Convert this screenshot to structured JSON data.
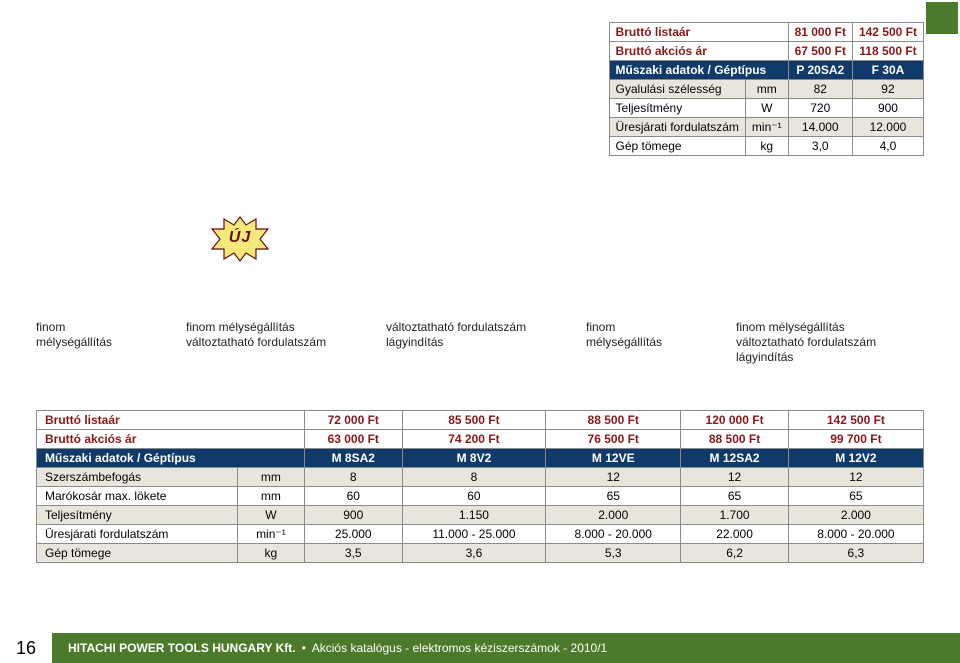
{
  "colors": {
    "header_bg": "#0f3a6a",
    "header_text": "#ffffff",
    "alt_row_bg": "#e8e6dc",
    "price_text": "#8a1818",
    "border": "#8a8a8a",
    "footer_bg": "#4a7a2a"
  },
  "uj_badge": {
    "text": "ÚJ",
    "stroke": "#6a0d0d",
    "fill": "#f3e97a"
  },
  "top_table": {
    "cols": [
      "P 20SA2",
      "F 30A"
    ],
    "list_row": {
      "label": "Bruttó listaár",
      "values": [
        "81 000 Ft",
        "142 500 Ft"
      ]
    },
    "action_row": {
      "label": "Bruttó akciós ár",
      "values": [
        "67 500 Ft",
        "118 500 Ft"
      ]
    },
    "header_row": {
      "label": "Műszaki adatok / Géptípus",
      "values": [
        "P 20SA2",
        "F 30A"
      ]
    },
    "rows": [
      {
        "label": "Gyalulási szélesség",
        "unit": "mm",
        "values": [
          "82",
          "92"
        ],
        "alt": true
      },
      {
        "label": "Teljesítmény",
        "unit": "W",
        "values": [
          "720",
          "900"
        ],
        "alt": false
      },
      {
        "label": "Üresjárati fordulatszám",
        "unit": "min⁻¹",
        "values": [
          "14.000",
          "12.000"
        ],
        "alt": true
      },
      {
        "label": "Gép tömege",
        "unit": "kg",
        "values": [
          "3,0",
          "4,0"
        ],
        "alt": false
      }
    ]
  },
  "captions": [
    "finom\nmélységállítás",
    "finom mélységállítás\nváltoztatható fordulatszám",
    "változtatható fordulatszám\nlágyindítás",
    "finom\nmélységállítás",
    "finom mélységállítás\nváltoztatható fordulatszám\nlágyindítás"
  ],
  "bottom_table": {
    "list_row": {
      "label": "Bruttó listaár",
      "values": [
        "72 000 Ft",
        "85 500 Ft",
        "88 500 Ft",
        "120 000 Ft",
        "142 500 Ft"
      ]
    },
    "action_row": {
      "label": "Bruttó akciós ár",
      "values": [
        "63 000 Ft",
        "74 200 Ft",
        "76 500 Ft",
        "88 500 Ft",
        "99 700 Ft"
      ]
    },
    "header_row": {
      "label": "Műszaki adatok / Géptípus",
      "values": [
        "M 8SA2",
        "M 8V2",
        "M 12VE",
        "M 12SA2",
        "M 12V2"
      ]
    },
    "rows": [
      {
        "label": "Szerszámbefogás",
        "unit": "mm",
        "values": [
          "8",
          "8",
          "12",
          "12",
          "12"
        ],
        "alt": true
      },
      {
        "label": "Marókosár max. lökete",
        "unit": "mm",
        "values": [
          "60",
          "60",
          "65",
          "65",
          "65"
        ],
        "alt": false
      },
      {
        "label": "Teljesítmény",
        "unit": "W",
        "values": [
          "900",
          "1.150",
          "2.000",
          "1.700",
          "2.000"
        ],
        "alt": true
      },
      {
        "label": "Üresjárati fordulatszám",
        "unit": "min⁻¹",
        "values": [
          "25.000",
          "11.000 - 25.000",
          "8.000 - 20.000",
          "22.000",
          "8.000 - 20.000"
        ],
        "alt": false
      },
      {
        "label": "Gép tömege",
        "unit": "kg",
        "values": [
          "3,5",
          "3,6",
          "5,3",
          "6,2",
          "6,3"
        ],
        "alt": true
      }
    ]
  },
  "footer": {
    "page_number": "16",
    "company": "HITACHI POWER TOOLS HUNGARY Kft.",
    "tagline": "Akciós katalógus - elektromos kéziszerszámok -  2010/1"
  }
}
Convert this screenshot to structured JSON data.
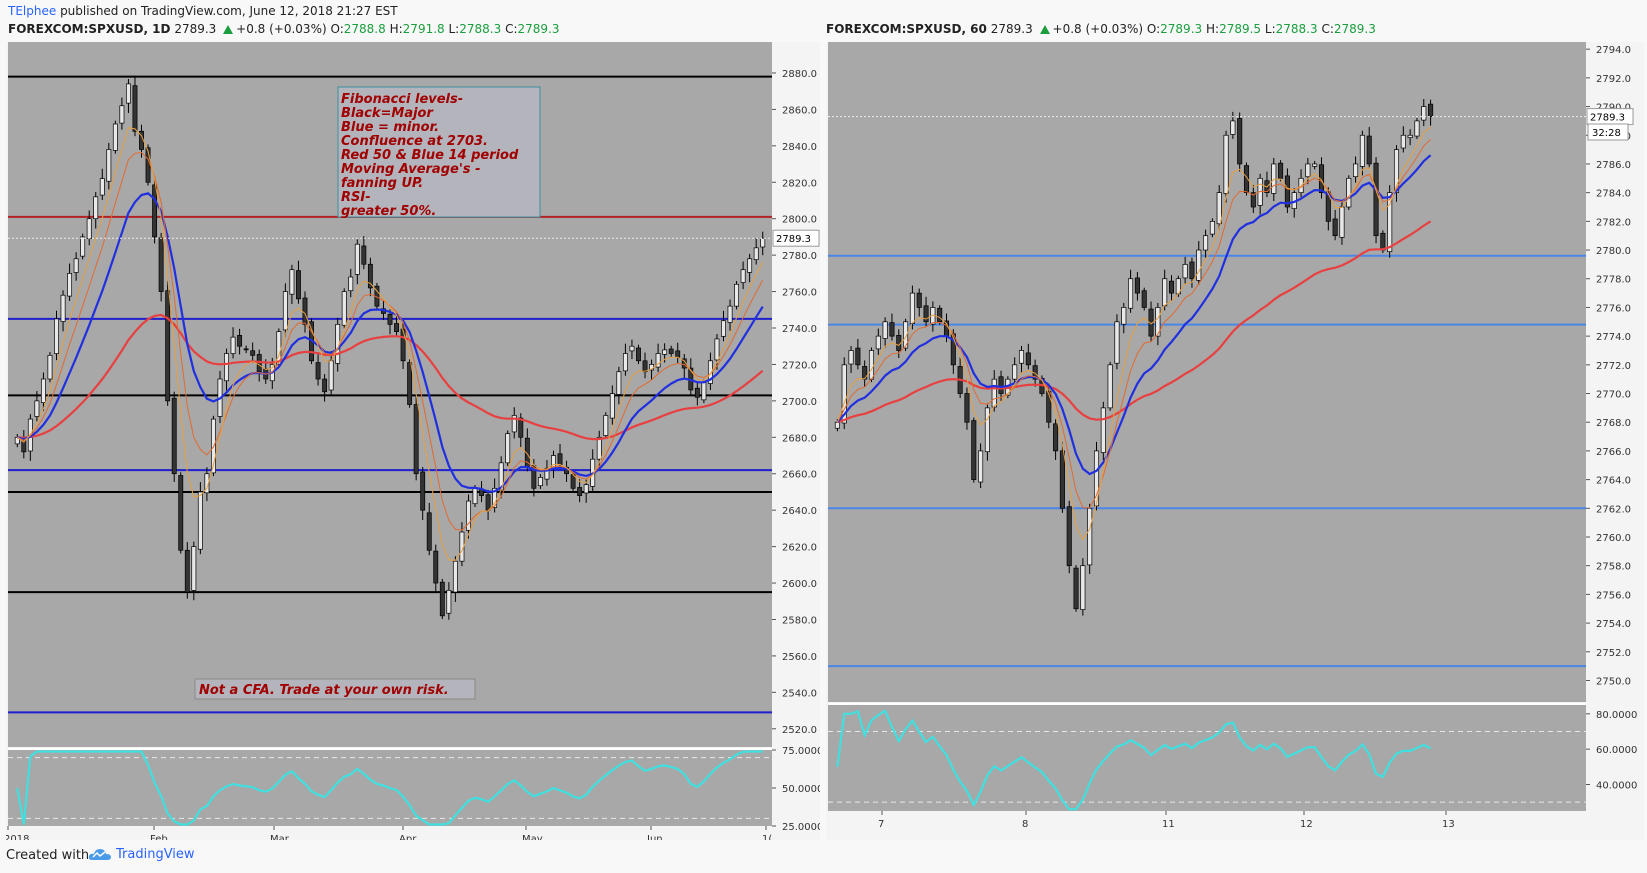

TASK PROMPT:
Any pictures should be dropped; transcribe the rest of the records above exactly.

RESPONSE TO THIS EXERCISE:
Convert this screenshot to structured JSON data.
{
  "colors": {
    "header_bg": "#0f3a6a",
    "header_text": "#ffffff",
    "alt_row_bg": "#e8e6dc",
    "price_text": "#8a1818",
    "border": "#8a8a8a",
    "footer_bg": "#4a7a2a"
  },
  "uj_badge": {
    "text": "ÚJ",
    "stroke": "#6a0d0d",
    "fill": "#f3e97a"
  },
  "top_table": {
    "cols": [
      "P 20SA2",
      "F 30A"
    ],
    "list_row": {
      "label": "Bruttó listaár",
      "values": [
        "81 000 Ft",
        "142 500 Ft"
      ]
    },
    "action_row": {
      "label": "Bruttó akciós ár",
      "values": [
        "67 500 Ft",
        "118 500 Ft"
      ]
    },
    "header_row": {
      "label": "Műszaki adatok / Géptípus",
      "values": [
        "P 20SA2",
        "F 30A"
      ]
    },
    "rows": [
      {
        "label": "Gyalulási szélesség",
        "unit": "mm",
        "values": [
          "82",
          "92"
        ],
        "alt": true
      },
      {
        "label": "Teljesítmény",
        "unit": "W",
        "values": [
          "720",
          "900"
        ],
        "alt": false
      },
      {
        "label": "Üresjárati fordulatszám",
        "unit": "min⁻¹",
        "values": [
          "14.000",
          "12.000"
        ],
        "alt": true
      },
      {
        "label": "Gép tömege",
        "unit": "kg",
        "values": [
          "3,0",
          "4,0"
        ],
        "alt": false
      }
    ]
  },
  "captions": [
    "finom\nmélységállítás",
    "finom mélységállítás\nváltoztatható fordulatszám",
    "változtatható fordulatszám\nlágyindítás",
    "finom\nmélységállítás",
    "finom mélységállítás\nváltoztatható fordulatszám\nlágyindítás"
  ],
  "bottom_table": {
    "list_row": {
      "label": "Bruttó listaár",
      "values": [
        "72 000 Ft",
        "85 500 Ft",
        "88 500 Ft",
        "120 000 Ft",
        "142 500 Ft"
      ]
    },
    "action_row": {
      "label": "Bruttó akciós ár",
      "values": [
        "63 000 Ft",
        "74 200 Ft",
        "76 500 Ft",
        "88 500 Ft",
        "99 700 Ft"
      ]
    },
    "header_row": {
      "label": "Műszaki adatok / Géptípus",
      "values": [
        "M 8SA2",
        "M 8V2",
        "M 12VE",
        "M 12SA2",
        "M 12V2"
      ]
    },
    "rows": [
      {
        "label": "Szerszámbefogás",
        "unit": "mm",
        "values": [
          "8",
          "8",
          "12",
          "12",
          "12"
        ],
        "alt": true
      },
      {
        "label": "Marókosár max. lökete",
        "unit": "mm",
        "values": [
          "60",
          "60",
          "65",
          "65",
          "65"
        ],
        "alt": false
      },
      {
        "label": "Teljesítmény",
        "unit": "W",
        "values": [
          "900",
          "1.150",
          "2.000",
          "1.700",
          "2.000"
        ],
        "alt": true
      },
      {
        "label": "Üresjárati fordulatszám",
        "unit": "min⁻¹",
        "values": [
          "25.000",
          "11.000 - 25.000",
          "8.000 - 20.000",
          "22.000",
          "8.000 - 20.000"
        ],
        "alt": false
      },
      {
        "label": "Gép tömege",
        "unit": "kg",
        "values": [
          "3,5",
          "3,6",
          "5,3",
          "6,2",
          "6,3"
        ],
        "alt": true
      }
    ]
  },
  "footer": {
    "page_number": "16",
    "company": "HITACHI POWER TOOLS HUNGARY Kft.",
    "tagline": "Akciós katalógus - elektromos kéziszerszámok -  2010/1"
  }
}
Convert this screenshot to structured JSON data.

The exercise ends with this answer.